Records
------------------------------------------------------------------------
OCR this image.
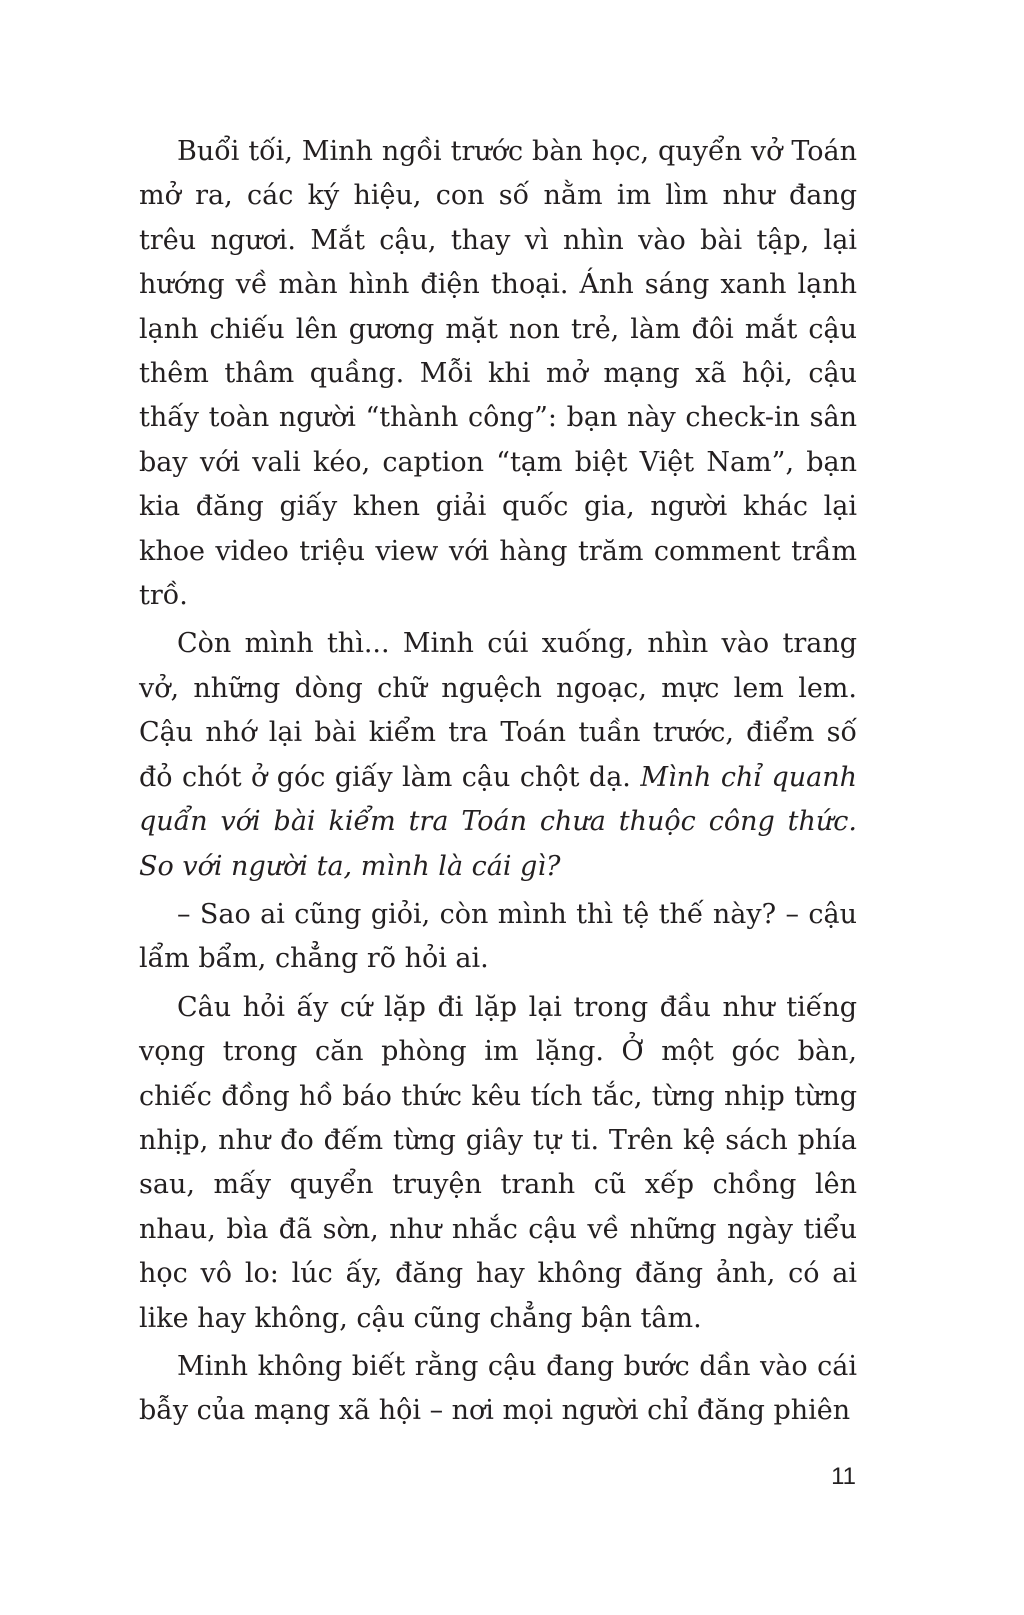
Buổi tối, Minh ngồi trước bàn học, quyển vở Toán mở ra, các ký hiệu, con số nằm im lìm như đang trêu ngươi. Mắt cậu, thay vì nhìn vào bài tập, lại hướng về màn hình điện thoại. Ánh sáng xanh lạnh lạnh chiếu lên gương mặt non trẻ, làm đôi mắt cậu thêm thâm quầng. Mỗi khi mở mạng xã hội, cậu thấy toàn người “thành công”: bạn này check-in sân bay với vali kéo, caption “tạm biệt Việt Nam”, bạn kia đăng giấy khen giải quốc gia, người khác lại khoe video triệu view với hàng trăm comment trầm trồ.

Còn mình thì... Minh cúi xuống, nhìn vào trang vở, những dòng chữ nguệch ngoạc, mực lem lem. Cậu nhớ lại bài kiểm tra Toán tuần trước, điểm số đỏ chót ở góc giấy làm cậu chột dạ. Mình chỉ quanh quẩn với bài kiểm tra Toán chưa thuộc công thức. So với người ta, mình là cái gì?

– Sao ai cũng giỏi, còn mình thì tệ thế này? – cậu lẩm bẩm, chẳng rõ hỏi ai.

Câu hỏi ấy cứ lặp đi lặp lại trong đầu như tiếng vọng trong căn phòng im lặng. Ở một góc bàn, chiếc đồng hồ báo thức kêu tích tắc, từng nhịp từng nhịp, như đo đếm từng giây tự ti. Trên kệ sách phía sau, mấy quyển truyện tranh cũ xếp chồng lên nhau, bìa đã sờn, như nhắc cậu về những ngày tiểu học vô lo: lúc ấy, đăng hay không đăng ảnh, có ai like hay không, cậu cũng chẳng bận tâm.

Minh không biết rằng cậu đang bước dần vào cái bẫy của mạng xã hội – nơi mọi người chỉ đăng phiên

11
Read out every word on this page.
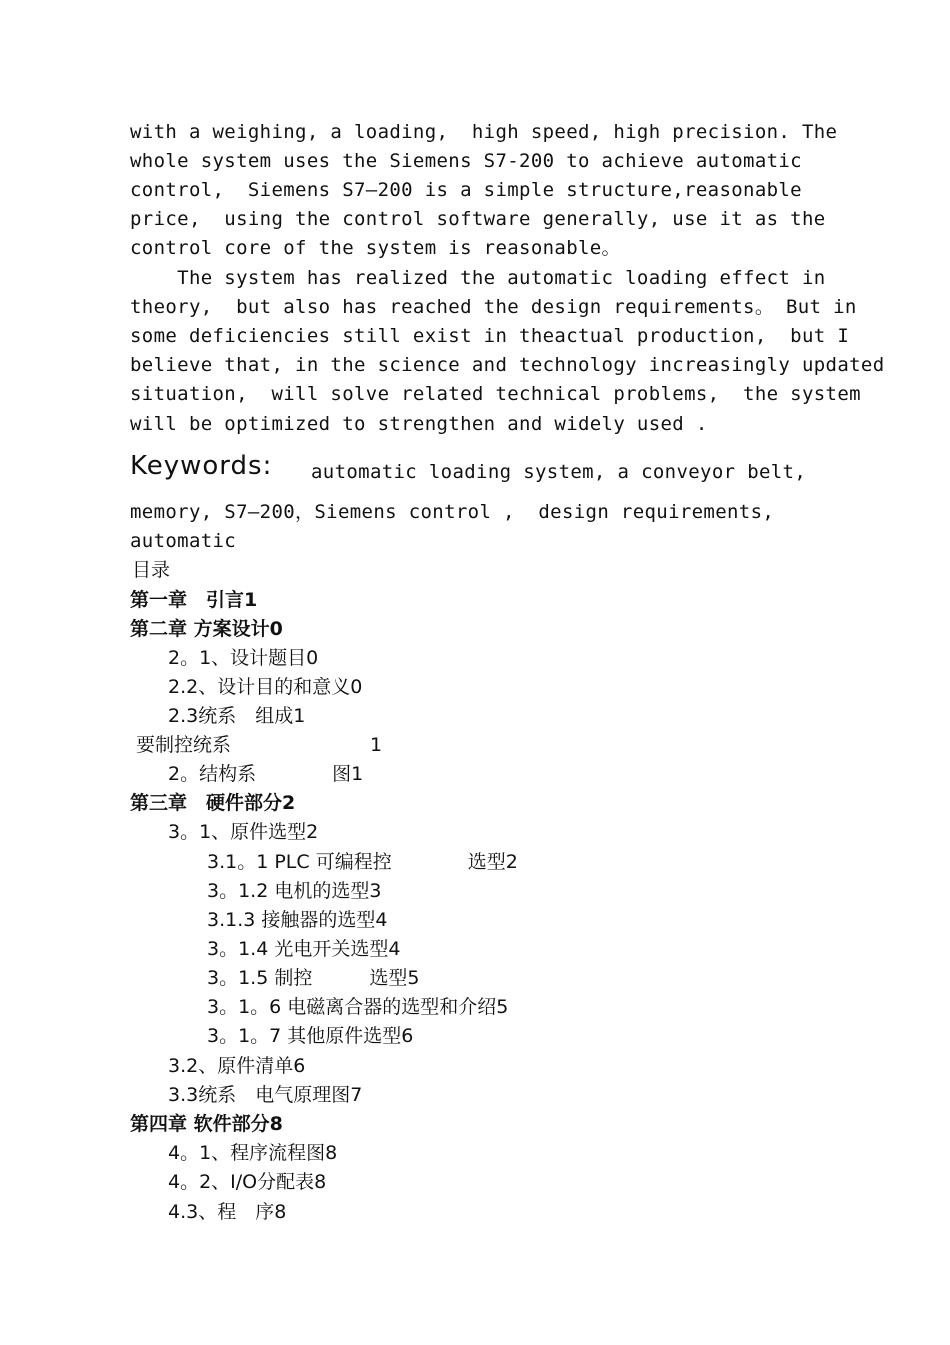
with a weighing, a loading,  high speed, high precision. The
whole system uses the Siemens S7-200 to achieve automatic
control,  Siemens S7—200 is a simple structure,reasonable
price,  using the control software generally, use it as the
control core of the system is reasonable。
The system has realized the automatic loading effect in
theory,  but also has reached the design requirements。 But in
some deficiencies still exist in theactual production,  but I
believe that, in the science and technology increasingly updated
situation,  will solve related technical problems,  the system
will be optimized to strengthen and widely used .
Keywords: automatic loading system, a conveyor belt,
memory, S7—200，Siemens control ,  design requirements,
automatic
目录
第一章　引言1
第二章 方案设计0
2。1、设计题目0
2.2、设计目的和意义0
2.3统系　组成1
要制控统系　　　　　　　 1
2。结构系　　　　图1
第三章　硬件部分2
3。1、原件选型2
3.1。1 PLC 可编程控　　　　选型2
3。1.2 电机的选型3
3.1.3 接触器的选型4
3。1.4 光电开关选型4
3。1.5 制控　　　选型5
3。1。6 电磁离合器的选型和介绍5
3。1。7 其他原件选型6
3.2、原件清单6
3.3统系　电气原理图7
第四章 软件部分8
4。1、程序流程图8
4。2、I/O分配表8
4.3、程　序8
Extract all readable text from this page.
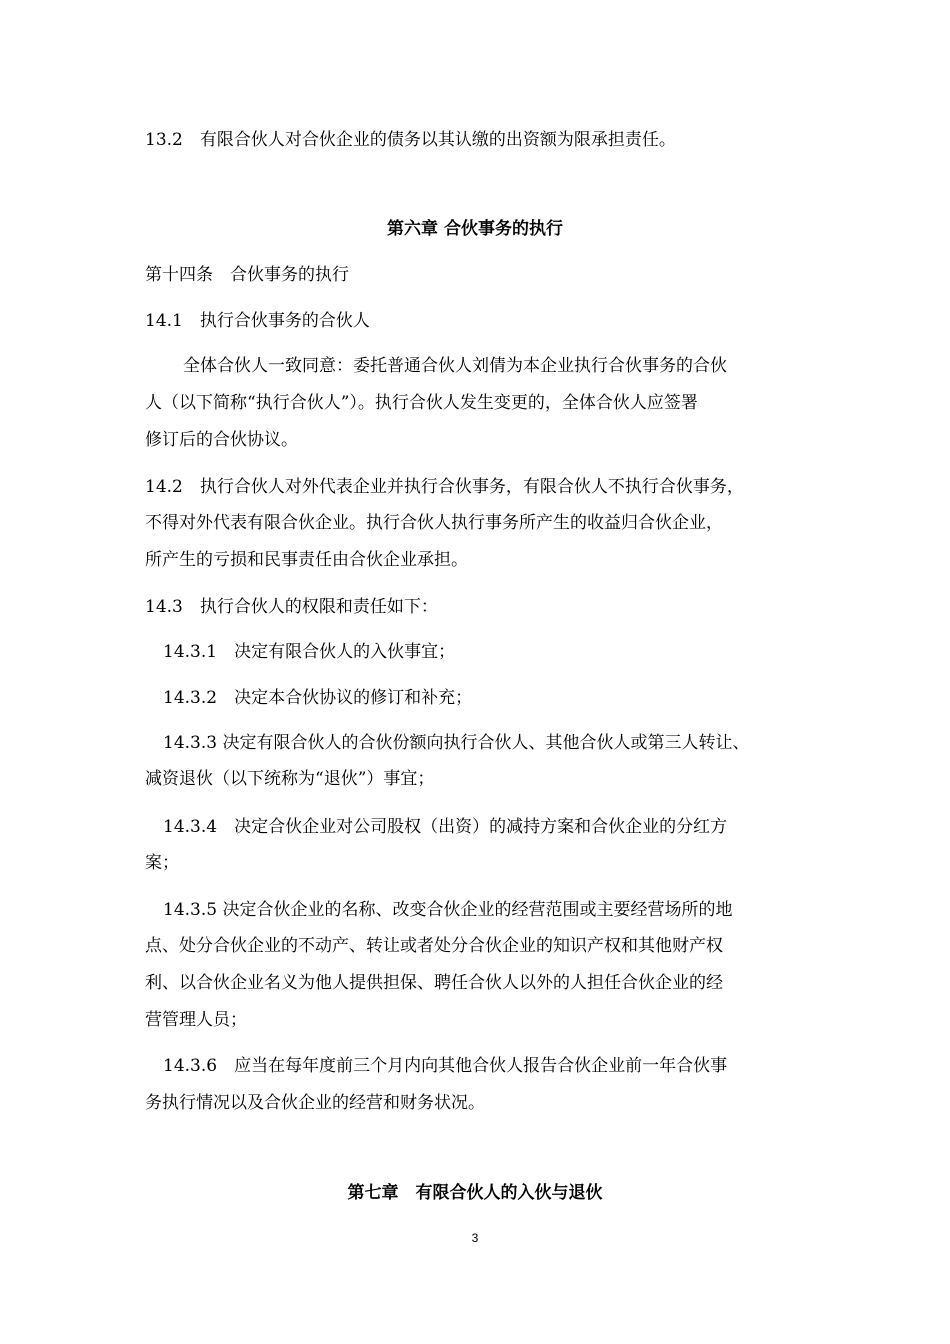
13.2　有限合伙人对合伙企业的债务以其认缴的出资额为限承担责任。
第六章 合伙事务的执行
第十四条　合伙事务的执行
14.1　执行合伙事务的合伙人
全体合伙人一致同意：委托普通合伙人刘倩为本企业执行合伙事务的合伙
人（以下简称“执行合伙人”）。执行合伙人发生变更的，全体合伙人应签署
修订后的合伙协议。
14.2　执行合伙人对外代表企业并执行合伙事务，有限合伙人不执行合伙事务，
不得对外代表有限合伙企业。执行合伙人执行事务所产生的收益归合伙企业，
所产生的亏损和民事责任由合伙企业承担。
14.3　执行合伙人的权限和责任如下：
14.3.1　决定有限合伙人的入伙事宜；
14.3.2　决定本合伙协议的修订和补充；
14.3.3 决定有限合伙人的合伙份额向执行合伙人、其他合伙人或第三人转让、
减资退伙（以下统称为“退伙”）事宜；
14.3.4　决定合伙企业对公司股权（出资）的减持方案和合伙企业的分红方
案；
14.3.5 决定合伙企业的名称、改变合伙企业的经营范围或主要经营场所的地
点、处分合伙企业的不动产、转让或者处分合伙企业的知识产权和其他财产权
利、以合伙企业名义为他人提供担保、聘任合伙人以外的人担任合伙企业的经
营管理人员；
14.3.6　应当在每年度前三个月内向其他合伙人报告合伙企业前一年合伙事
务执行情况以及合伙企业的经营和财务状况。
第七章　有限合伙人的入伙与退伙
3
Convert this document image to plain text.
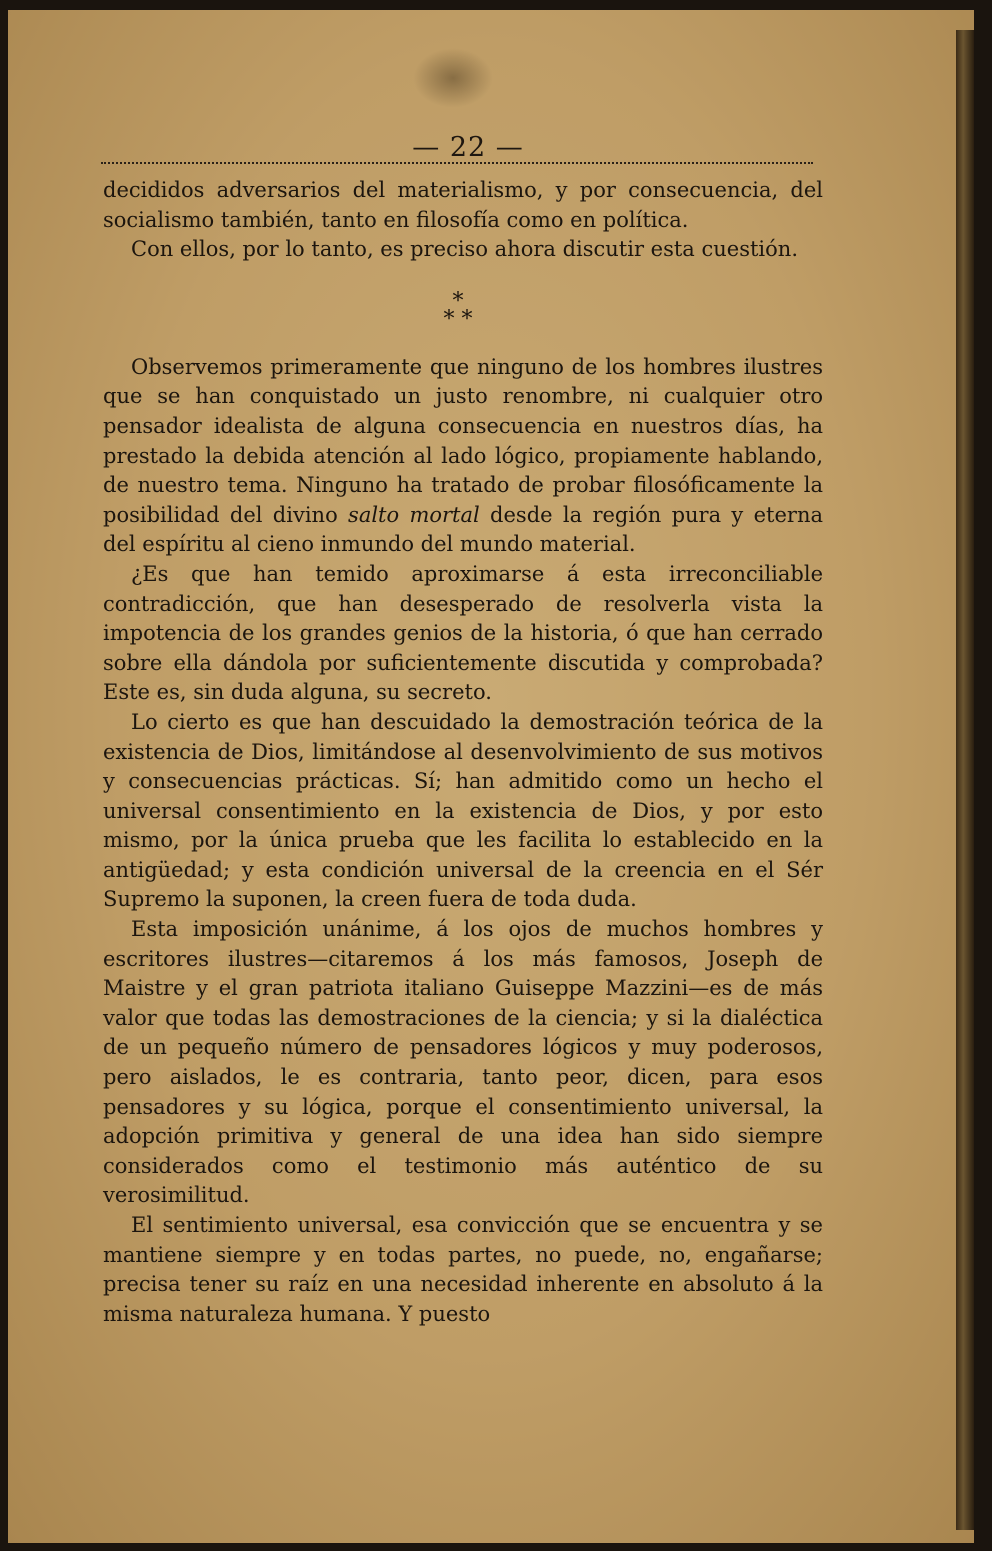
— 22 —

decididos adversarios del materialismo, y por consecuencia, del socialismo también, tanto en filosofía como en política.

Con ellos, por lo tanto, es preciso ahora discutir esta cuestión.

*
* *

Observemos primeramente que ninguno de los hombres ilustres que se han conquistado un justo renombre, ni cualquier otro pensador idealista de alguna consecuencia en nuestros días, ha prestado la debida atención al lado lógico, propiamente hablando, de nuestro tema. Ninguno ha tratado de probar filosóficamente la posibilidad del divino salto mortal desde la región pura y eterna del espíritu al cieno inmundo del mundo material.

¿Es que han temido aproximarse á esta irreconciliable contradicción, que han desesperado de resolverla vista la impotencia de los grandes genios de la historia, ó que han cerrado sobre ella dándola por suficientemente discutida y comprobada? Este es, sin duda alguna, su secreto.

Lo cierto es que han descuidado la demostración teórica de la existencia de Dios, limitándose al desenvolvimiento de sus motivos y consecuencias prácticas. Sí; han admitido como un hecho el universal consentimiento en la existencia de Dios, y por esto mismo, por la única prueba que les facilita lo establecido en la antigüedad; y esta condición universal de la creencia en el Sér Supremo la suponen, la creen fuera de toda duda.

Esta imposición unánime, á los ojos de muchos hombres y escritores ilustres—citaremos á los más famosos, Joseph de Maistre y el gran patriota italiano Guiseppe Mazzini—es de más valor que todas las demostraciones de la ciencia; y si la dialéctica de un pequeño número de pensadores lógicos y muy poderosos, pero aislados, le es contraria, tanto peor, dicen, para esos pensadores y su lógica, porque el consentimiento universal, la adopción primitiva y general de una idea han sido siempre considerados como el testimonio más auténtico de su verosimilitud.

El sentimiento universal, esa convicción que se encuentra y se mantiene siempre y en todas partes, no puede, no, engañarse; precisa tener su raíz en una necesidad inherente en absoluto á la misma naturaleza humana. Y puesto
------------------------------------------------------------------------
Restate every record exactly, please; do not copy the pictures.

OCR this image.
Buổi tối, Minh ngồi trước bàn học, quyển vở Toán mở ra, các ký hiệu, con số nằm im lìm như đang trêu ngươi. Mắt cậu, thay vì nhìn vào bài tập, lại hướng về màn hình điện thoại. Ánh sáng xanh lạnh lạnh chiếu lên gương mặt non trẻ, làm đôi mắt cậu thêm thâm quầng. Mỗi khi mở mạng xã hội, cậu thấy toàn người “thành công”: bạn này check-in sân bay với vali kéo, caption “tạm biệt Việt Nam”, bạn kia đăng giấy khen giải quốc gia, người khác lại khoe video triệu view với hàng trăm comment trầm trồ.

Còn mình thì... Minh cúi xuống, nhìn vào trang vở, những dòng chữ nguệch ngoạc, mực lem lem. Cậu nhớ lại bài kiểm tra Toán tuần trước, điểm số đỏ chót ở góc giấy làm cậu chột dạ. Mình chỉ quanh quẩn với bài kiểm tra Toán chưa thuộc công thức. So với người ta, mình là cái gì?

– Sao ai cũng giỏi, còn mình thì tệ thế này? – cậu lẩm bẩm, chẳng rõ hỏi ai.

Câu hỏi ấy cứ lặp đi lặp lại trong đầu như tiếng vọng trong căn phòng im lặng. Ở một góc bàn, chiếc đồng hồ báo thức kêu tích tắc, từng nhịp từng nhịp, như đo đếm từng giây tự ti. Trên kệ sách phía sau, mấy quyển truyện tranh cũ xếp chồng lên nhau, bìa đã sờn, như nhắc cậu về những ngày tiểu học vô lo: lúc ấy, đăng hay không đăng ảnh, có ai like hay không, cậu cũng chẳng bận tâm.

Minh không biết rằng cậu đang bước dần vào cái bẫy của mạng xã hội – nơi mọi người chỉ đăng phiên

11
Read out every word on this page.
with a weighing, a loading,  high speed, high precision. The
whole system uses the Siemens S7-200 to achieve automatic
control,  Siemens S7—200 is a simple structure,reasonable
price,  using the control software generally, use it as the
control core of the system is reasonable。
The system has realized the automatic loading effect in
theory,  but also has reached the design requirements。 But in
some deficiencies still exist in theactual production,  but I
believe that, in the science and technology increasingly updated
situation,  will solve related technical problems,  the system
will be optimized to strengthen and widely used .
Keywords: automatic loading system, a conveyor belt,
memory, S7—200，Siemens control ,  design requirements,
automatic
目录
第一章　引言1
第二章 方案设计0
2。1、设计题目0
2.2、设计目的和意义0
2.3统系　组成1
要制控统系　　　　　　　 1
2。结构系　　　　图1
第三章　硬件部分2
3。1、原件选型2
3.1。1 PLC 可编程控　　　　选型2
3。1.2 电机的选型3
3.1.3 接触器的选型4
3。1.4 光电开关选型4
3。1.5 制控　　　选型5
3。1。6 电磁离合器的选型和介绍5
3。1。7 其他原件选型6
3.2、原件清单6
3.3统系　电气原理图7
第四章 软件部分8
4。1、程序流程图8
4。2、I/O分配表8
4.3、程　序8
Extract all readable text from this page.
13.2　有限合伙人对合伙企业的债务以其认缴的出资额为限承担责任。
第六章 合伙事务的执行
第十四条　合伙事务的执行
14.1　执行合伙事务的合伙人
全体合伙人一致同意：委托普通合伙人刘倩为本企业执行合伙事务的合伙
人（以下简称“执行合伙人”）。执行合伙人发生变更的，全体合伙人应签署
修订后的合伙协议。
14.2　执行合伙人对外代表企业并执行合伙事务，有限合伙人不执行合伙事务，
不得对外代表有限合伙企业。执行合伙人执行事务所产生的收益归合伙企业，
所产生的亏损和民事责任由合伙企业承担。
14.3　执行合伙人的权限和责任如下：
14.3.1　决定有限合伙人的入伙事宜；
14.3.2　决定本合伙协议的修订和补充；
14.3.3 决定有限合伙人的合伙份额向执行合伙人、其他合伙人或第三人转让、
减资退伙（以下统称为“退伙”）事宜；
14.3.4　决定合伙企业对公司股权（出资）的减持方案和合伙企业的分红方
案；
14.3.5 决定合伙企业的名称、改变合伙企业的经营范围或主要经营场所的地
点、处分合伙企业的不动产、转让或者处分合伙企业的知识产权和其他财产权
利、以合伙企业名义为他人提供担保、聘任合伙人以外的人担任合伙企业的经
营管理人员；
14.3.6　应当在每年度前三个月内向其他合伙人报告合伙企业前一年合伙事
务执行情况以及合伙企业的经营和财务状况。
第七章　有限合伙人的入伙与退伙
3
Convert this document image to plain text.
— 22 —

decididos adversarios del materialismo, y por consecuencia, del socialismo también, tanto en filosofía como en política.

Con ellos, por lo tanto, es preciso ahora discutir esta cuestión.

*
* *

Observemos primeramente que ninguno de los hombres ilustres que se han conquistado un justo renombre, ni cualquier otro pensador idealista de alguna consecuencia en nuestros días, ha prestado la debida atención al lado lógico, propiamente hablando, de nuestro tema. Ninguno ha tratado de probar filosóficamente la posibilidad del divino salto mortal desde la región pura y eterna del espíritu al cieno inmundo del mundo material.

¿Es que han temido aproximarse á esta irreconciliable contradicción, que han desesperado de resolverla vista la impotencia de los grandes genios de la historia, ó que han cerrado sobre ella dándola por suficientemente discutida y comprobada? Este es, sin duda alguna, su secreto.

Lo cierto es que han descuidado la demostración teórica de la existencia de Dios, limitándose al desenvolvimiento de sus motivos y consecuencias prácticas. Sí; han admitido como un hecho el universal consentimiento en la existencia de Dios, y por esto mismo, por la única prueba que les facilita lo establecido en la antigüedad; y esta condición universal de la creencia en el Sér Supremo la suponen, la creen fuera de toda duda.

Esta imposición unánime, á los ojos de muchos hombres y escritores ilustres—citaremos á los más famosos, Joseph de Maistre y el gran patriota italiano Guiseppe Mazzini—es de más valor que todas las demostraciones de la ciencia; y si la dialéctica de un pequeño número de pensadores lógicos y muy poderosos, pero aislados, le es contraria, tanto peor, dicen, para esos pensadores y su lógica, porque el consentimiento universal, la adopción primitiva y general de una idea han sido siempre considerados como el testimonio más auténtico de su verosimilitud.

El sentimiento universal, esa convicción que se encuentra y se mantiene siempre y en todas partes, no puede, no, engañarse; precisa tener su raíz en una necesidad inherente en absoluto á la misma naturaleza humana. Y puesto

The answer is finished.